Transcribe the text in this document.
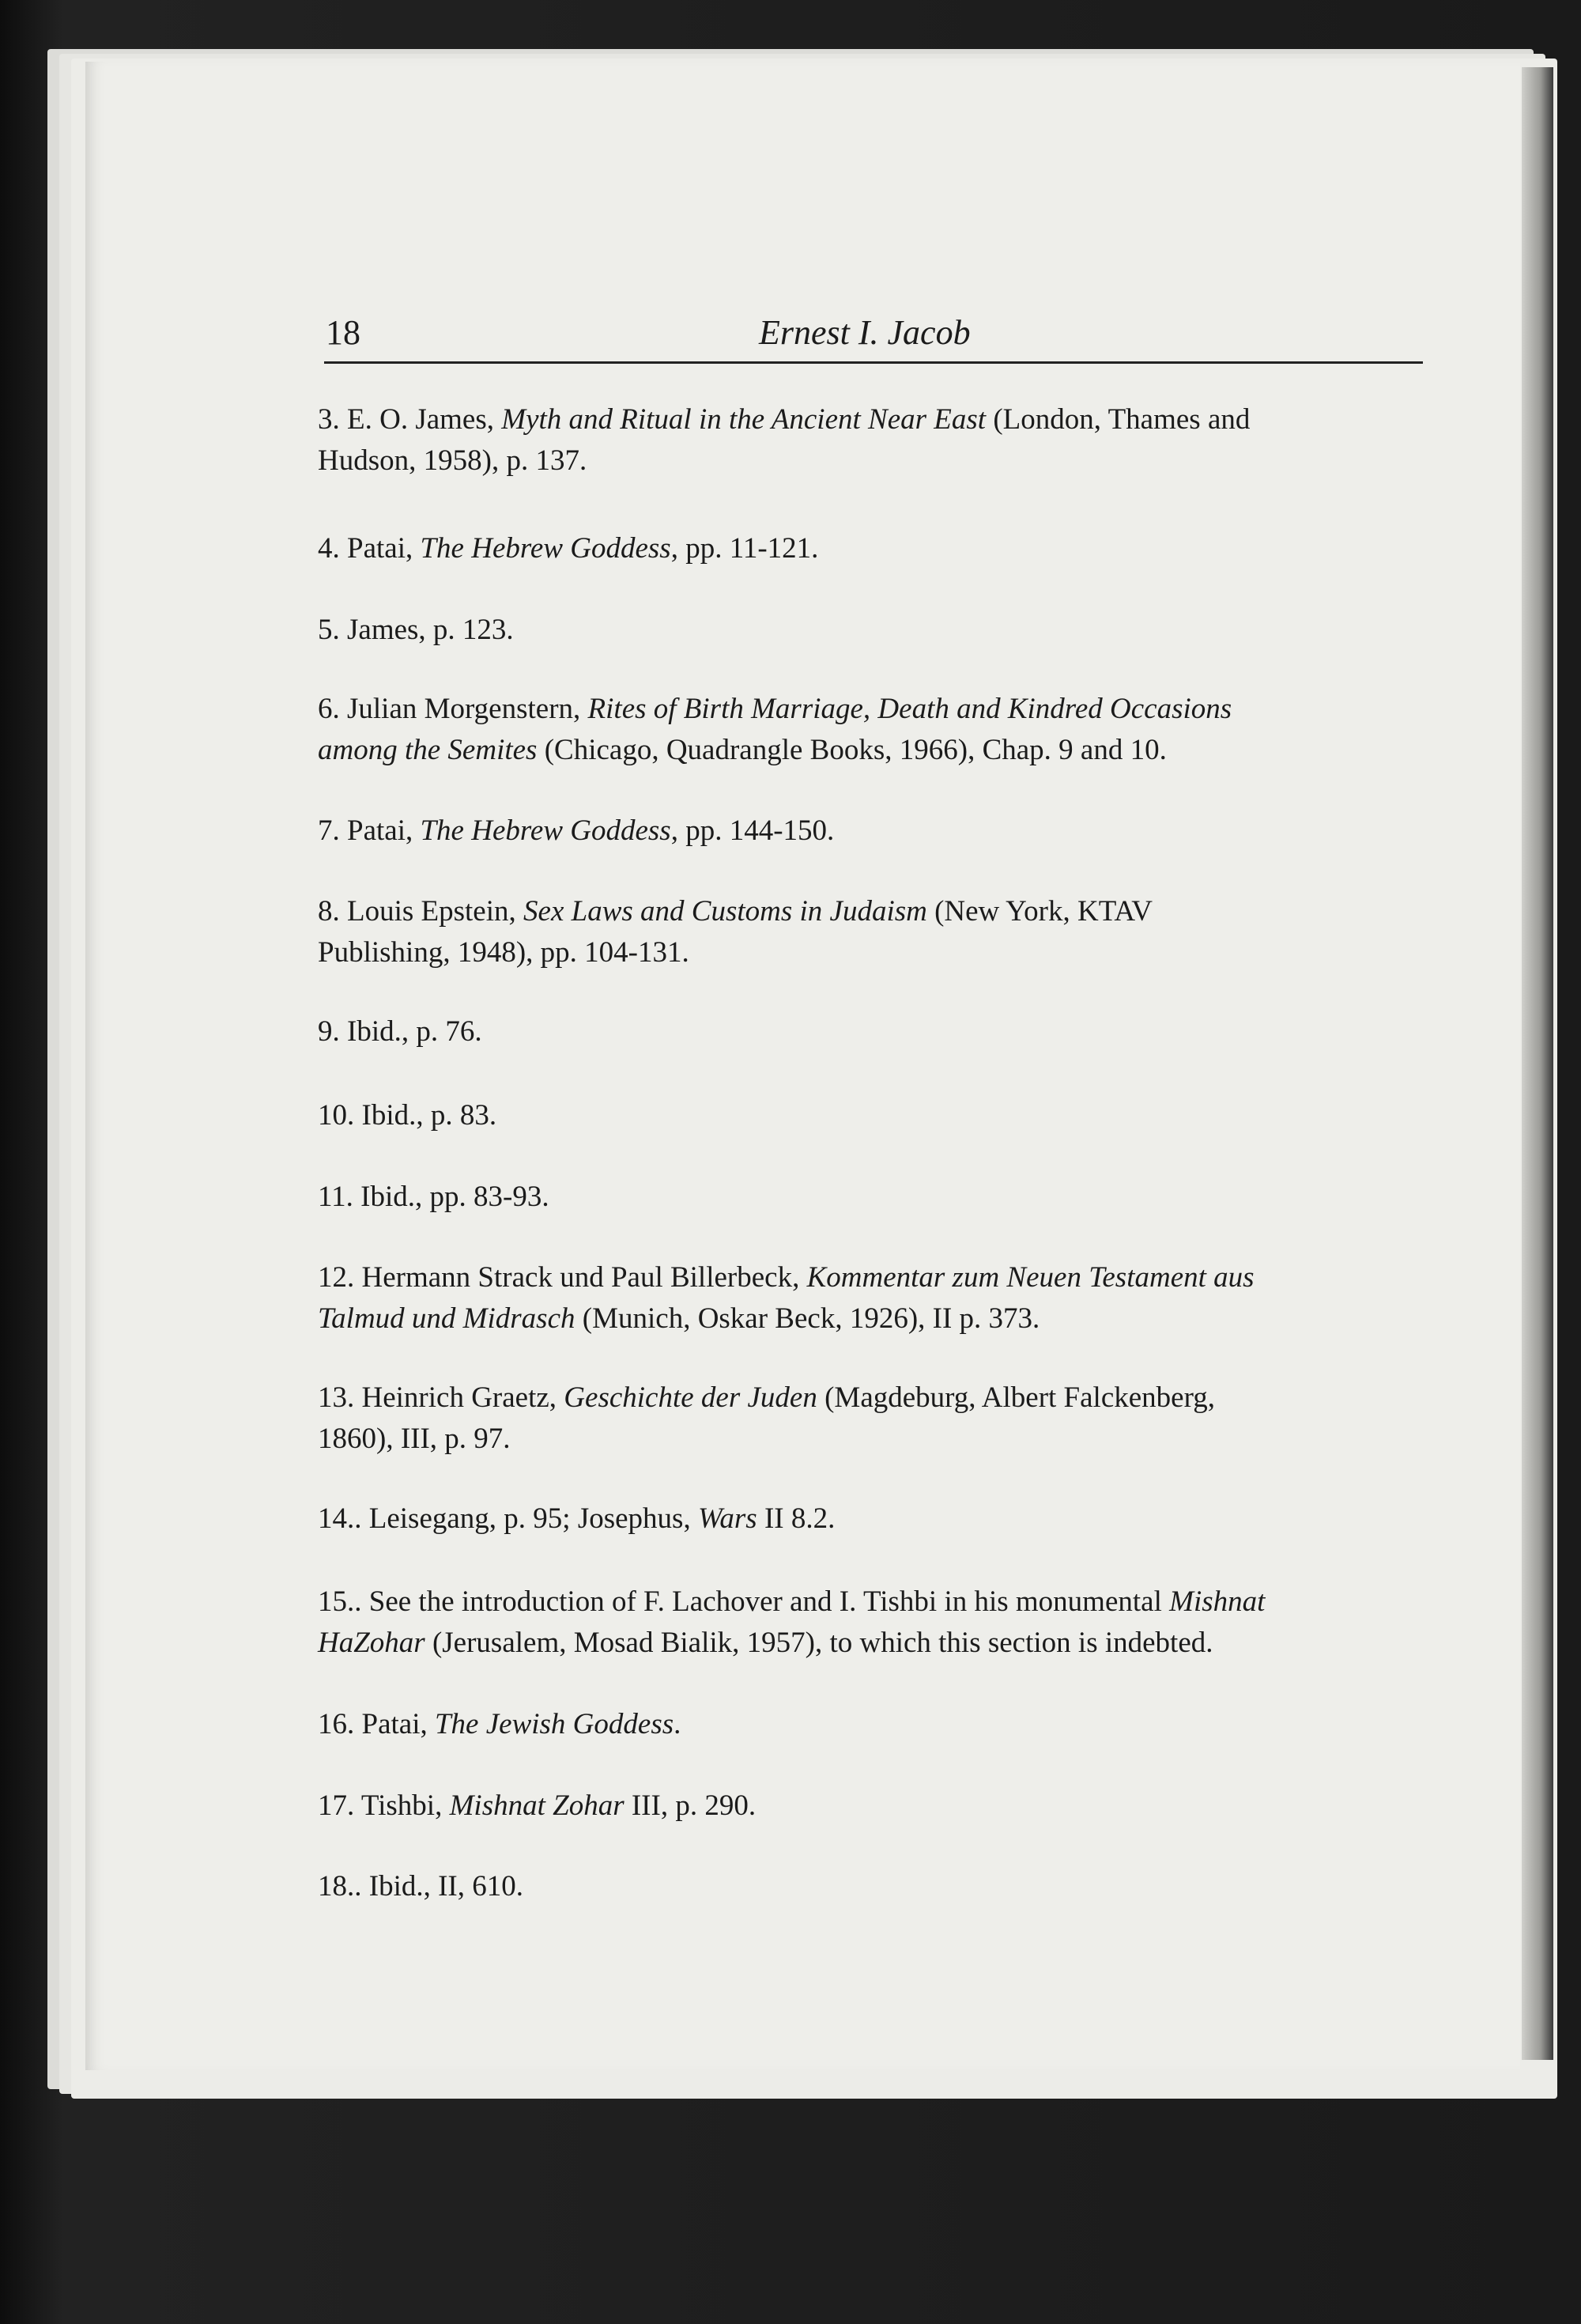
18	Ernest I. Jacob
3. E. O. James, Myth and Ritual in the Ancient Near East (London, Thames and
Hudson, 1958), p. 137.
4. Patai, The Hebrew Goddess, pp. 11-121.
5. James, p. 123.
6. Julian Morgenstern, Rites of Birth Marriage, Death and Kindred Occasions
among the Semites (Chicago, Quadrangle Books, 1966), Chap. 9 and 10.
7. Patai, The Hebrew Goddess, pp. 144-150.
8. Louis Epstein, Sex Laws and Customs in Judaism (New York, KTAV
Publishing, 1948), pp. 104-131.
9. Ibid., p. 76.
10. Ibid., p. 83.
11. Ibid., pp. 83-93.
12. Hermann Strack und Paul Billerbeck, Kommentar zum Neuen Testament aus
Talmud und Midrasch (Munich, Oskar Beck, 1926), II p. 373.
13. Heinrich Graetz, Geschichte der Juden (Magdeburg, Albert Falckenberg,
1860), III, p. 97.
14.. Leisegang, p. 95; Josephus, Wars II 8.2.
15.. See the introduction of F. Lachover and I. Tishbi in his monumental Mishnat
HaZohar (Jerusalem, Mosad Bialik, 1957), to which this section is indebted.
16. Patai, The Jewish Goddess.
17. Tishbi, Mishnat Zohar III, p. 290.
18.. Ibid., II, 610.
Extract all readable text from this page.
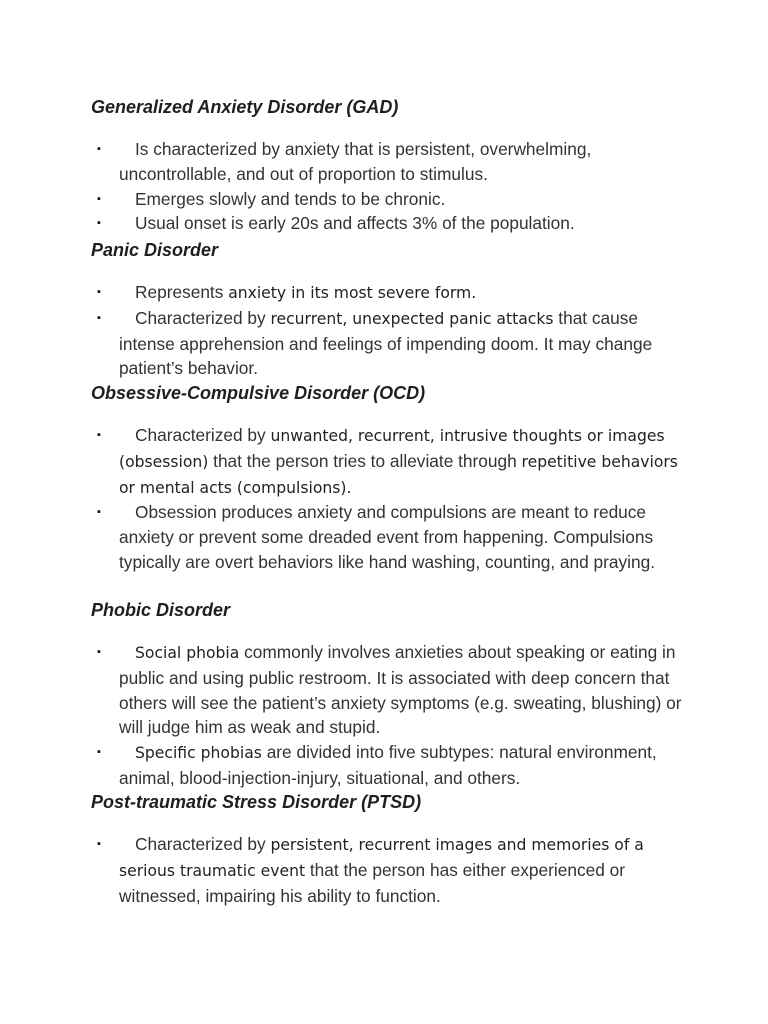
Generalized Anxiety Disorder (GAD)
▪	Is characterized by anxiety that is persistent, overwhelming, uncontrollable, and out of proportion to stimulus.
▪	Emerges slowly and tends to be chronic.
▪	Usual onset is early 20s and affects 3% of the population.
Panic Disorder
▪	Represents anxiety in its most severe form.
▪	Characterized by recurrent, unexpected panic attacks that cause intense apprehension and feelings of impending doom. It may change patient’s behavior.
Obsessive-Compulsive Disorder (OCD)
▪	Characterized by unwanted, recurrent, intrusive thoughts or images (obsession) that the person tries to alleviate through repetitive behaviors or mental acts (compulsions).
▪	Obsession produces anxiety and compulsions are meant to reduce anxiety or prevent some dreaded event from happening. Compulsions typically are overt behaviors like hand washing, counting, and praying.
Phobic Disorder
▪	Social phobia commonly involves anxieties about speaking or eating in public and using public restroom. It is associated with deep concern that others will see the patient’s anxiety symptoms (e.g. sweating, blushing) or will judge him as weak and stupid.
▪	Specific phobias are divided into five subtypes: natural environment, animal, blood-injection-injury, situational, and others.
Post-traumatic Stress Disorder (PTSD)
▪	Characterized by persistent, recurrent images and memories of a serious traumatic event that the person has either experienced or witnessed, impairing his ability to function.
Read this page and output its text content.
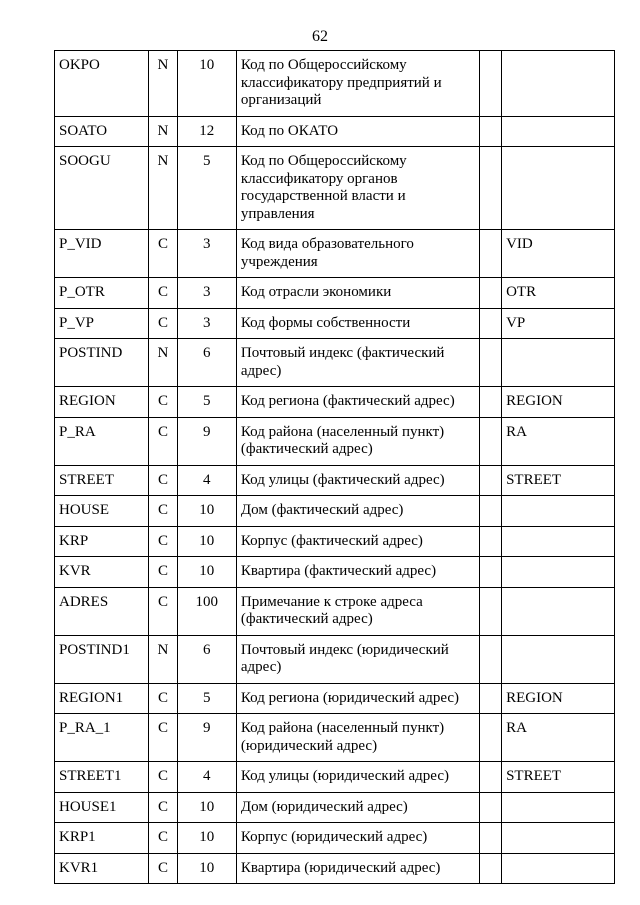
62
OKPO	N	10	Код по Общероссийскому классификатору предприятий и организаций		
SOATO	N	12	Код по ОКАТО		
SOOGU	N	5	Код по Общероссийскому классификатору органов государственной власти и управления		
P_VID	C	3	Код вида образовательного учреждения		VID
P_OTR	C	3	Код отрасли экономики		OTR
P_VP	C	3	Код формы собственности		VP
POSTIND	N	6	Почтовый индекс (фактический адрес)		
REGION	C	5	Код региона (фактический адрес)		REGION
P_RA	C	9	Код района (населенный пункт) (фактический адрес)		RA
STREET	C	4	Код улицы (фактический адрес)		STREET
HOUSE	C	10	Дом (фактический адрес)		
KRP	C	10	Корпус (фактический адрес)		
KVR	C	10	Квартира (фактический адрес)		
ADRES	C	100	Примечание к строке адреса (фактический адрес)		
POSTIND1	N	6	Почтовый индекс (юридический адрес)		
REGION1	C	5	Код региона (юридический адрес)		REGION
P_RA_1	C	9	Код района (населенный пункт) (юридический адрес)		RA
STREET1	C	4	Код улицы (юридический адрес)		STREET
HOUSE1	C	10	Дом (юридический адрес)		
KRP1	C	10	Корпус (юридический адрес)		
KVR1	C	10	Квартира (юридический адрес)		
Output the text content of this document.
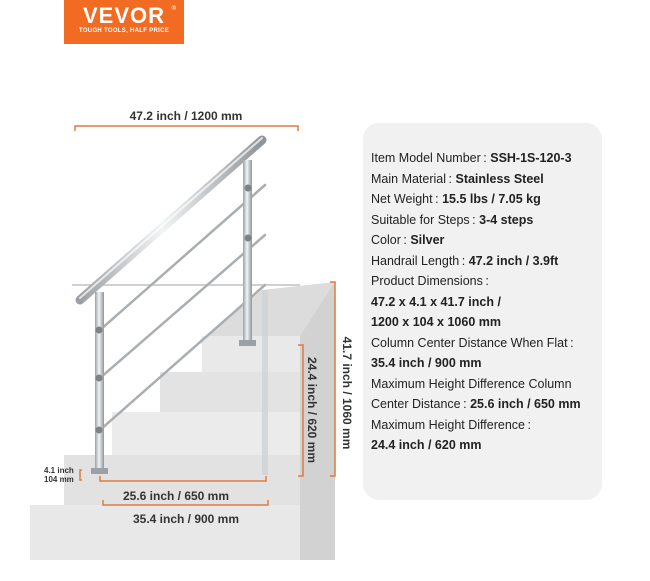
VEVOR	®
TOUGH TOOLS, HALF PRICE
47.2 inch / 1200 mm
41.7 inch / 1060 mm
24.4 inch / 620 mm
4.1 inch
104 mm
25.6 inch / 650 mm
35.4 inch / 900 mm
Item Model Number : SSH-1S-120-3
Main Material : Stainless Steel
Net Weight : 15.5 lbs / 7.05 kg
Suitable for Steps : 3-4 steps
Color : Silver
Handrail Length : 47.2 inch / 3.9ft
Product Dimensions :
47.2 x 4.1 x 41.7 inch /
1200 x 104 x 1060 mm
Column Center Distance When Flat :
35.4 inch / 900 mm
Maximum Height Difference Column
Center Distance : 25.6 inch / 650 mm
Maximum Height Difference :
24.4 inch / 620 mm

__Exercise description__.
Quote the preceding listing precisely and completely, omitting its images.

__Result of the task__.
Transcribe the text in this document.
18	Ernest I. Jacob
3. E. O. James, Myth and Ritual in the Ancient Near East (London, Thames and
Hudson, 1958), p. 137.
4. Patai, The Hebrew Goddess, pp. 11-121.
5. James, p. 123.
6. Julian Morgenstern, Rites of Birth Marriage, Death and Kindred Occasions
among the Semites (Chicago, Quadrangle Books, 1966), Chap. 9 and 10.
7. Patai, The Hebrew Goddess, pp. 144-150.
8. Louis Epstein, Sex Laws and Customs in Judaism (New York, KTAV
Publishing, 1948), pp. 104-131.
9. Ibid., p. 76.
10. Ibid., p. 83.
11. Ibid., pp. 83-93.
12. Hermann Strack und Paul Billerbeck, Kommentar zum Neuen Testament aus
Talmud und Midrasch (Munich, Oskar Beck, 1926), II p. 373.
13. Heinrich Graetz, Geschichte der Juden (Magdeburg, Albert Falckenberg,
1860), III, p. 97.
14.. Leisegang, p. 95; Josephus, Wars II 8.2.
15.. See the introduction of F. Lachover and I. Tishbi in his monumental Mishnat
HaZohar (Jerusalem, Mosad Bialik, 1957), to which this section is indebted.
16. Patai, The Jewish Goddess.
17. Tishbi, Mishnat Zohar III, p. 290.
18.. Ibid., II, 610.
Extract all readable text from this page.
Generalized Anxiety Disorder (GAD)
▪	Is characterized by anxiety that is persistent, overwhelming, uncontrollable, and out of proportion to stimulus.
▪	Emerges slowly and tends to be chronic.
▪	Usual onset is early 20s and affects 3% of the population.
Panic Disorder
▪	Represents anxiety in its most severe form.
▪	Characterized by recurrent, unexpected panic attacks that cause intense apprehension and feelings of impending doom. It may change patient’s behavior.
Obsessive-Compulsive Disorder (OCD)
▪	Characterized by unwanted, recurrent, intrusive thoughts or images (obsession) that the person tries to alleviate through repetitive behaviors or mental acts (compulsions).
▪	Obsession produces anxiety and compulsions are meant to reduce anxiety or prevent some dreaded event from happening. Compulsions typically are overt behaviors like hand washing, counting, and praying.
Phobic Disorder
▪	Social phobia commonly involves anxieties about speaking or eating in public and using public restroom. It is associated with deep concern that others will see the patient’s anxiety symptoms (e.g. sweating, blushing) or will judge him as weak and stupid.
▪	Specific phobias are divided into five subtypes: natural environment, animal, blood-injection-injury, situational, and others.
Post-traumatic Stress Disorder (PTSD)
▪	Characterized by persistent, recurrent images and memories of a serious traumatic event that the person has either experienced or witnessed, impairing his ability to function.
Read this page and output its text content.
62
OKPO	N	10	Код по Общероссийскому классификатору предприятий и организаций		
SOATO	N	12	Код по ОКАТО		
SOOGU	N	5	Код по Общероссийскому классификатору органов государственной власти и управления		
P_VID	C	3	Код вида образовательного учреждения		VID
P_OTR	C	3	Код отрасли экономики		OTR
P_VP	C	3	Код формы собственности		VP
POSTIND	N	6	Почтовый индекс (фактический адрес)		
REGION	C	5	Код региона (фактический адрес)		REGION
P_RA	C	9	Код района (населенный пункт) (фактический адрес)		RA
STREET	C	4	Код улицы (фактический адрес)		STREET
HOUSE	C	10	Дом (фактический адрес)		
KRP	C	10	Корпус (фактический адрес)		
KVR	C	10	Квартира (фактический адрес)		
ADRES	C	100	Примечание к строке адреса (фактический адрес)		
POSTIND1	N	6	Почтовый индекс (юридический адрес)		
REGION1	C	5	Код региона (юридический адрес)		REGION
P_RA_1	C	9	Код района (населенный пункт) (юридический адрес)		RA
STREET1	C	4	Код улицы (юридический адрес)		STREET
HOUSE1	C	10	Дом (юридический адрес)		
KRP1	C	10	Корпус (юридический адрес)		
KVR1	C	10	Квартира (юридический адрес)		
Output the text content of this document.
VEVOR	®
TOUGH TOOLS, HALF PRICE
47.2 inch / 1200 mm
41.7 inch / 1060 mm
24.4 inch / 620 mm
4.1 inch
104 mm
25.6 inch / 650 mm
35.4 inch / 900 mm
Item Model Number : SSH-1S-120-3
Main Material : Stainless Steel
Net Weight : 15.5 lbs / 7.05 kg
Suitable for Steps : 3-4 steps
Color : Silver
Handrail Length : 47.2 inch / 3.9ft
Product Dimensions :
47.2 x 4.1 x 41.7 inch /
1200 x 104 x 1060 mm
Column Center Distance When Flat :
35.4 inch / 900 mm
Maximum Height Difference Column
Center Distance : 25.6 inch / 650 mm
Maximum Height Difference :
24.4 inch / 620 mm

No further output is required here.